• EXERCISE TASK:
You are to retype all of the data exactly as it appears.

• RECORDS FOR THE TASK:
------------------------------------------------
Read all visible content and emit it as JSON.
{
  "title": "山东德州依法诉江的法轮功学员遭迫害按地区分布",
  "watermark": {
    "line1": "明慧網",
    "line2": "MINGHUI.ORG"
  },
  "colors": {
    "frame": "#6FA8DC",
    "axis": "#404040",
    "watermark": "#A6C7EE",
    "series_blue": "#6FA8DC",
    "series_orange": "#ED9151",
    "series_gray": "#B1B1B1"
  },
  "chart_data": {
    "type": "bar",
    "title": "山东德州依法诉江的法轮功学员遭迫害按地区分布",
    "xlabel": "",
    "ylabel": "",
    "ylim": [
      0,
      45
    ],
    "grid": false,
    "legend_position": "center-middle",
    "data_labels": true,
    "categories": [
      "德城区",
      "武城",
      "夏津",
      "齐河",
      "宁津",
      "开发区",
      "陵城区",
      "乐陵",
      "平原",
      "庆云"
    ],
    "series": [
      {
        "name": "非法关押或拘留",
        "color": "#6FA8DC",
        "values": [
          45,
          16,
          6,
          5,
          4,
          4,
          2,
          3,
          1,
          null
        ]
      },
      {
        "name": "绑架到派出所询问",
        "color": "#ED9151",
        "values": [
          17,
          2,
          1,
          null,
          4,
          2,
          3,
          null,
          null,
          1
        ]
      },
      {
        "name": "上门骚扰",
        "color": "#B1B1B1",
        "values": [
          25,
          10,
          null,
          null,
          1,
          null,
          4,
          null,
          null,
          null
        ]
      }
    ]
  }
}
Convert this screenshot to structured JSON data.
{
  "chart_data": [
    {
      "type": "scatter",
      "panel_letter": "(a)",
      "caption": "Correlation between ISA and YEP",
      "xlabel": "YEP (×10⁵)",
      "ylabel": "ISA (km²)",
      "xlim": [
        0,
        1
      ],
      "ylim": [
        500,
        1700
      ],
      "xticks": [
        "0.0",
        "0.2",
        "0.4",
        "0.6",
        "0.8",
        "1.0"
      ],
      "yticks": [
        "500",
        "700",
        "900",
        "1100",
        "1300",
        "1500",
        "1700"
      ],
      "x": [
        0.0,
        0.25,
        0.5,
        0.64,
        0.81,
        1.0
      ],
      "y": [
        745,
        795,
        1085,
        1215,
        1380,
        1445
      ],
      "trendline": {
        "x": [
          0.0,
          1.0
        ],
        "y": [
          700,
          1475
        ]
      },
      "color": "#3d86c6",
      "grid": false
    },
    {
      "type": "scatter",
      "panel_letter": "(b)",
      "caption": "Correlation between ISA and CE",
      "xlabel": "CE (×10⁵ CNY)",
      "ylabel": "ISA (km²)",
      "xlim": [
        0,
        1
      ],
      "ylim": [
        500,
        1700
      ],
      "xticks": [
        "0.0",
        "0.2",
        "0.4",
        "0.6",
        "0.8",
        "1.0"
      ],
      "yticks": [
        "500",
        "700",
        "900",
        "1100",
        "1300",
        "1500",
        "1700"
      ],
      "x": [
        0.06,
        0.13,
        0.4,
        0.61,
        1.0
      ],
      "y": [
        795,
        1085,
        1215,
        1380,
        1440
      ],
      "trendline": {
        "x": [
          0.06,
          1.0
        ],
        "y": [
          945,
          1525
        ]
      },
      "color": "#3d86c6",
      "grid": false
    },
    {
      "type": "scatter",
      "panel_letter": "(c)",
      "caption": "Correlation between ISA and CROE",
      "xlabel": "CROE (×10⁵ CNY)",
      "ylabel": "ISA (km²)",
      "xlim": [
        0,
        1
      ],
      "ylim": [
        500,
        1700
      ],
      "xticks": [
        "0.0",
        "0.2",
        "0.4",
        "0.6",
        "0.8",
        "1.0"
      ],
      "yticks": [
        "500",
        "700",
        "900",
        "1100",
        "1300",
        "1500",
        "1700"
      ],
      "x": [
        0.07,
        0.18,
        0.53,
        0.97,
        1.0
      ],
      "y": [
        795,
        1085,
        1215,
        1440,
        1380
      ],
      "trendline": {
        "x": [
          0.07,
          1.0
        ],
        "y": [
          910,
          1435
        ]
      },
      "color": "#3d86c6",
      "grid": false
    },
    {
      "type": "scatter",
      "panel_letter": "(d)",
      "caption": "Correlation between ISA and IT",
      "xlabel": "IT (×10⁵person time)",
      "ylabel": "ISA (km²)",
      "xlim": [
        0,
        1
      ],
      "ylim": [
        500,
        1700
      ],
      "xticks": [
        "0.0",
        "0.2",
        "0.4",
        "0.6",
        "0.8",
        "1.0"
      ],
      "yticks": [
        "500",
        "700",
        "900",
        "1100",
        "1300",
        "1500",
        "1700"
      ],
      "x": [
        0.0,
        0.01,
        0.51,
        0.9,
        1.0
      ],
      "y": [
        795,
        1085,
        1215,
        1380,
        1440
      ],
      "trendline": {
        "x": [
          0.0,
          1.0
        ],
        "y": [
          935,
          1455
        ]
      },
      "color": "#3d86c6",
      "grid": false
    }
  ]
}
------------------------------------------------
• TASK SOLUTION:
Read all visible content and emit it as JSON.
{
  "title": "山东德州依法诉江的法轮功学员遭迫害按地区分布",
  "watermark": {
    "line1": "明慧網",
    "line2": "MINGHUI.ORG"
  },
  "colors": {
    "frame": "#6FA8DC",
    "axis": "#404040",
    "watermark": "#A6C7EE",
    "series_blue": "#6FA8DC",
    "series_orange": "#ED9151",
    "series_gray": "#B1B1B1"
  },
  "chart_data": {
    "type": "bar",
    "title": "山东德州依法诉江的法轮功学员遭迫害按地区分布",
    "xlabel": "",
    "ylabel": "",
    "ylim": [
      0,
      45
    ],
    "grid": false,
    "legend_position": "center-middle",
    "data_labels": true,
    "categories": [
      "德城区",
      "武城",
      "夏津",
      "齐河",
      "宁津",
      "开发区",
      "陵城区",
      "乐陵",
      "平原",
      "庆云"
    ],
    "series": [
      {
        "name": "非法关押或拘留",
        "color": "#6FA8DC",
        "values": [
          45,
          16,
          6,
          5,
          4,
          4,
          2,
          3,
          1,
          null
        ]
      },
      {
        "name": "绑架到派出所询问",
        "color": "#ED9151",
        "values": [
          17,
          2,
          1,
          null,
          4,
          2,
          3,
          null,
          null,
          1
        ]
      },
      {
        "name": "上门骚扰",
        "color": "#B1B1B1",
        "values": [
          25,
          10,
          null,
          null,
          1,
          null,
          4,
          null,
          null,
          null
        ]
      }
    ]
  }
}
Convert this screenshot to structured JSON data.
{
  "chart_data": [
    {
      "type": "scatter",
      "panel_letter": "(a)",
      "caption": "Correlation between ISA and YEP",
      "xlabel": "YEP (×10⁵)",
      "ylabel": "ISA (km²)",
      "xlim": [
        0,
        1
      ],
      "ylim": [
        500,
        1700
      ],
      "xticks": [
        "0.0",
        "0.2",
        "0.4",
        "0.6",
        "0.8",
        "1.0"
      ],
      "yticks": [
        "500",
        "700",
        "900",
        "1100",
        "1300",
        "1500",
        "1700"
      ],
      "x": [
        0.0,
        0.25,
        0.5,
        0.64,
        0.81,
        1.0
      ],
      "y": [
        745,
        795,
        1085,
        1215,
        1380,
        1445
      ],
      "trendline": {
        "x": [
          0.0,
          1.0
        ],
        "y": [
          700,
          1475
        ]
      },
      "color": "#3d86c6",
      "grid": false
    },
    {
      "type": "scatter",
      "panel_letter": "(b)",
      "caption": "Correlation between ISA and CE",
      "xlabel": "CE (×10⁵ CNY)",
      "ylabel": "ISA (km²)",
      "xlim": [
        0,
        1
      ],
      "ylim": [
        500,
        1700
      ],
      "xticks": [
        "0.0",
        "0.2",
        "0.4",
        "0.6",
        "0.8",
        "1.0"
      ],
      "yticks": [
        "500",
        "700",
        "900",
        "1100",
        "1300",
        "1500",
        "1700"
      ],
      "x": [
        0.06,
        0.13,
        0.4,
        0.61,
        1.0
      ],
      "y": [
        795,
        1085,
        1215,
        1380,
        1440
      ],
      "trendline": {
        "x": [
          0.06,
          1.0
        ],
        "y": [
          945,
          1525
        ]
      },
      "color": "#3d86c6",
      "grid": false
    },
    {
      "type": "scatter",
      "panel_letter": "(c)",
      "caption": "Correlation between ISA and CROE",
      "xlabel": "CROE (×10⁵ CNY)",
      "ylabel": "ISA (km²)",
      "xlim": [
        0,
        1
      ],
      "ylim": [
        500,
        1700
      ],
      "xticks": [
        "0.0",
        "0.2",
        "0.4",
        "0.6",
        "0.8",
        "1.0"
      ],
      "yticks": [
        "500",
        "700",
        "900",
        "1100",
        "1300",
        "1500",
        "1700"
      ],
      "x": [
        0.07,
        0.18,
        0.53,
        0.97,
        1.0
      ],
      "y": [
        795,
        1085,
        1215,
        1440,
        1380
      ],
      "trendline": {
        "x": [
          0.07,
          1.0
        ],
        "y": [
          910,
          1435
        ]
      },
      "color": "#3d86c6",
      "grid": false
    },
    {
      "type": "scatter",
      "panel_letter": "(d)",
      "caption": "Correlation between ISA and IT",
      "xlabel": "IT (×10⁵person time)",
      "ylabel": "ISA (km²)",
      "xlim": [
        0,
        1
      ],
      "ylim": [
        500,
        1700
      ],
      "xticks": [
        "0.0",
        "0.2",
        "0.4",
        "0.6",
        "0.8",
        "1.0"
      ],
      "yticks": [
        "500",
        "700",
        "900",
        "1100",
        "1300",
        "1500",
        "1700"
      ],
      "x": [
        0.0,
        0.01,
        0.51,
        0.9,
        1.0
      ],
      "y": [
        795,
        1085,
        1215,
        1380,
        1440
      ],
      "trendline": {
        "x": [
          0.0,
          1.0
        ],
        "y": [
          935,
          1455
        ]
      },
      "color": "#3d86c6",
      "grid": false
    }
  ]
}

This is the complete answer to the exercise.